╭─ PROVIDED RECORDS
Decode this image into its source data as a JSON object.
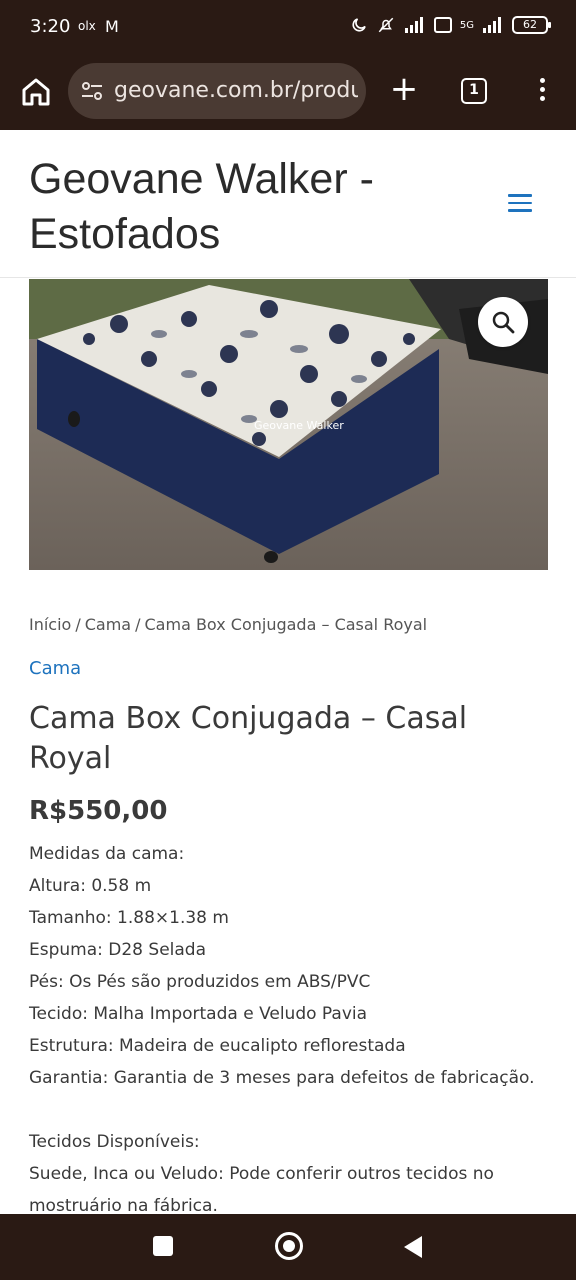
{
  "status_bar": {
    "time": "3:20",
    "notif_app": "olx",
    "mail_icon": "M",
    "network": "5G",
    "battery": "62"
  },
  "browser": {
    "url": "geovane.com.br/produto",
    "tab_count": "1"
  },
  "site": {
    "title": "Geovane Walker - Estofados"
  },
  "product_image": {
    "watermark": "Geovane Walker"
  },
  "breadcrumb": {
    "items": [
      "Início",
      "Cama",
      "Cama Box Conjugada – Casal Royal"
    ],
    "separator": "/"
  },
  "product": {
    "category": "Cama",
    "title": "Cama Box Conjugada – Casal Royal",
    "price": "R$550,00",
    "description": [
      "Medidas da cama:",
      "Altura: 0.58 m",
      "Tamanho: 1.88×1.38 m",
      "Espuma: D28 Selada",
      "Pés: Os Pés são produzidos em ABS/PVC",
      "Tecido: Malha Importada e Veludo Pavia",
      "Estrutura: Madeira de eucalipto reflorestada",
      "Garantia: Garantia de 3 meses para defeitos de fabricação."
    ],
    "tecidos_heading": "Tecidos Disponíveis:",
    "tecidos_text": "Suede, Inca ou Veludo: Pode conferir outros tecidos no mostruário na fábrica."
  },
  "colors": {
    "system_bar": "#2a1a14",
    "url_pill": "#4a3a33",
    "link_blue": "#1e73be",
    "text": "#3a3a3a"
  }
}
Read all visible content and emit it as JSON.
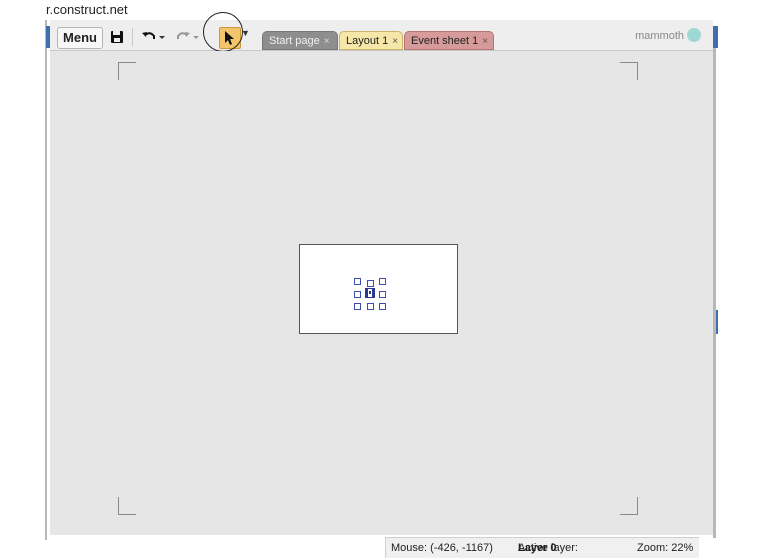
{
  "browser": {
    "url": "r.construct.net"
  },
  "toolbar": {
    "menu_label": "Menu",
    "icons": [
      "save-icon",
      "undo-icon",
      "redo-icon",
      "select-tool-icon"
    ]
  },
  "tabs": [
    {
      "label": "Start page",
      "close": "×",
      "color": "#8e8e8e"
    },
    {
      "label": "Layout 1",
      "close": "×",
      "color": "#f6e7a8",
      "active": true
    },
    {
      "label": "Event sheet 1",
      "close": "×",
      "color": "#d79a9a"
    }
  ],
  "user": {
    "name": "mammoth"
  },
  "status": {
    "mouse": "Mouse: (-426, -1167)",
    "active_layer_label": "Active layer:",
    "active_layer_value": "Layer 0",
    "zoom": "Zoom: 22%"
  },
  "colors": {
    "accent": "#3f6fb0",
    "select_tool": "#f2c46b",
    "selection_handles": "#3b4fb0"
  }
}
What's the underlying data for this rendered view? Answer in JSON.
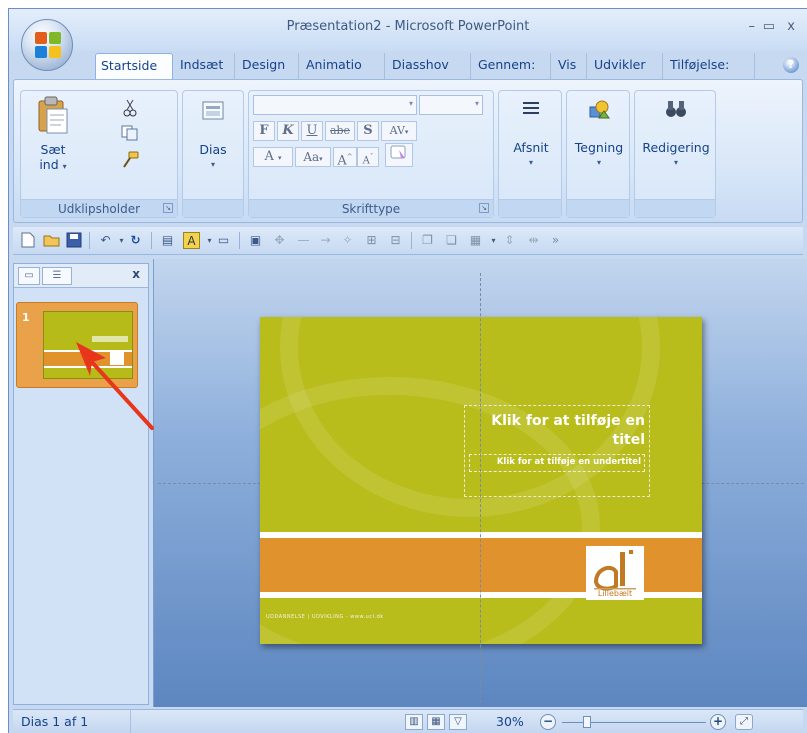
{
  "window": {
    "title": "Præsentation2 - Microsoft PowerPoint",
    "minimize_glyph": "–",
    "restore_glyph": "▭",
    "close_glyph": "x"
  },
  "tabs": [
    {
      "label": "Startside",
      "active": true
    },
    {
      "label": "Indsæt"
    },
    {
      "label": "Design"
    },
    {
      "label": "Animatio"
    },
    {
      "label": "Diasshov"
    },
    {
      "label": "Gennem:"
    },
    {
      "label": "Vis"
    },
    {
      "label": "Udvikler"
    },
    {
      "label": "Tilføjelse:"
    }
  ],
  "ribbon": {
    "clipboard": {
      "paste_label_1": "Sæt",
      "paste_label_2": "ind",
      "group_label": "Udklipsholder"
    },
    "slides": {
      "label": "Dias"
    },
    "font": {
      "group_label": "Skrifttype",
      "bold": "F",
      "italic": "K",
      "underline": "U",
      "strike": "abe",
      "shadow": "S",
      "spacing": "AV",
      "grow": "A",
      "shrink": "Aa",
      "case_big": "A",
      "case_small": "A"
    },
    "paragraph": {
      "label": "Afsnit"
    },
    "drawing": {
      "label": "Tegning"
    },
    "editing": {
      "label": "Redigering"
    }
  },
  "slide_panel": {
    "slide_number": "1",
    "close_glyph": "x"
  },
  "slide": {
    "title": "Klik for at tilføje en titel",
    "subtitle": "Klik for at tilføje en undertitel",
    "footer": "UDDANNELSE | UDVIKLING - www.ucl.dk",
    "logo_text": "Lillebælt",
    "colors": {
      "background": "#b9bd1b",
      "band": "#e0932c",
      "logo": "#c27a22"
    }
  },
  "statusbar": {
    "slide_indicator": "Dias 1 af 1",
    "zoom": "30%"
  },
  "annotation": {
    "arrow_color": "#e8361c"
  }
}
╰─
-- WHAT YOU NEED TO DO --
All records should be output exactly, with the pictures left out.

-- TASK OUTPUT --
Decode this image into its source data as a JSON object.
{
  "status_bar": {
    "time": "3:20",
    "notif_app": "olx",
    "mail_icon": "M",
    "network": "5G",
    "battery": "62"
  },
  "browser": {
    "url": "geovane.com.br/produto",
    "tab_count": "1"
  },
  "site": {
    "title": "Geovane Walker - Estofados"
  },
  "product_image": {
    "watermark": "Geovane Walker"
  },
  "breadcrumb": {
    "items": [
      "Início",
      "Cama",
      "Cama Box Conjugada – Casal Royal"
    ],
    "separator": "/"
  },
  "product": {
    "category": "Cama",
    "title": "Cama Box Conjugada – Casal Royal",
    "price": "R$550,00",
    "description": [
      "Medidas da cama:",
      "Altura: 0.58 m",
      "Tamanho: 1.88×1.38 m",
      "Espuma: D28 Selada",
      "Pés: Os Pés são produzidos em ABS/PVC",
      "Tecido: Malha Importada e Veludo Pavia",
      "Estrutura: Madeira de eucalipto reflorestada",
      "Garantia: Garantia de 3 meses para defeitos de fabricação."
    ],
    "tecidos_heading": "Tecidos Disponíveis:",
    "tecidos_text": "Suede, Inca ou Veludo: Pode conferir outros tecidos no mostruário na fábrica."
  },
  "colors": {
    "system_bar": "#2a1a14",
    "url_pill": "#4a3a33",
    "link_blue": "#1e73be",
    "text": "#3a3a3a"
  }
}
Read all visible content and emit it as JSON.
{
  "browser": {
    "url": "r.construct.net"
  },
  "toolbar": {
    "menu_label": "Menu",
    "icons": [
      "save-icon",
      "undo-icon",
      "redo-icon",
      "select-tool-icon"
    ]
  },
  "tabs": [
    {
      "label": "Start page",
      "close": "×",
      "color": "#8e8e8e"
    },
    {
      "label": "Layout 1",
      "close": "×",
      "color": "#f6e7a8",
      "active": true
    },
    {
      "label": "Event sheet 1",
      "close": "×",
      "color": "#d79a9a"
    }
  ],
  "user": {
    "name": "mammoth"
  },
  "status": {
    "mouse": "Mouse: (-426, -1167)",
    "active_layer_label": "Active layer:",
    "active_layer_value": "Layer 0",
    "zoom": "Zoom: 22%"
  },
  "colors": {
    "accent": "#3f6fb0",
    "select_tool": "#f2c46b",
    "selection_handles": "#3b4fb0"
  }
}
What's the underlying data for this rendered view? Answer in JSON.
{
  "window": {
    "title": "Præsentation2 - Microsoft PowerPoint",
    "minimize_glyph": "–",
    "restore_glyph": "▭",
    "close_glyph": "x"
  },
  "tabs": [
    {
      "label": "Startside",
      "active": true
    },
    {
      "label": "Indsæt"
    },
    {
      "label": "Design"
    },
    {
      "label": "Animatio"
    },
    {
      "label": "Diasshov"
    },
    {
      "label": "Gennem:"
    },
    {
      "label": "Vis"
    },
    {
      "label": "Udvikler"
    },
    {
      "label": "Tilføjelse:"
    }
  ],
  "ribbon": {
    "clipboard": {
      "paste_label_1": "Sæt",
      "paste_label_2": "ind",
      "group_label": "Udklipsholder"
    },
    "slides": {
      "label": "Dias"
    },
    "font": {
      "group_label": "Skrifttype",
      "bold": "F",
      "italic": "K",
      "underline": "U",
      "strike": "abe",
      "shadow": "S",
      "spacing": "AV",
      "grow": "A",
      "shrink": "Aa",
      "case_big": "A",
      "case_small": "A"
    },
    "paragraph": {
      "label": "Afsnit"
    },
    "drawing": {
      "label": "Tegning"
    },
    "editing": {
      "label": "Redigering"
    }
  },
  "slide_panel": {
    "slide_number": "1",
    "close_glyph": "x"
  },
  "slide": {
    "title": "Klik for at tilføje en titel",
    "subtitle": "Klik for at tilføje en undertitel",
    "footer": "UDDANNELSE | UDVIKLING - www.ucl.dk",
    "logo_text": "Lillebælt",
    "colors": {
      "background": "#b9bd1b",
      "band": "#e0932c",
      "logo": "#c27a22"
    }
  },
  "statusbar": {
    "slide_indicator": "Dias 1 af 1",
    "zoom": "30%"
  },
  "annotation": {
    "arrow_color": "#e8361c"
  }
}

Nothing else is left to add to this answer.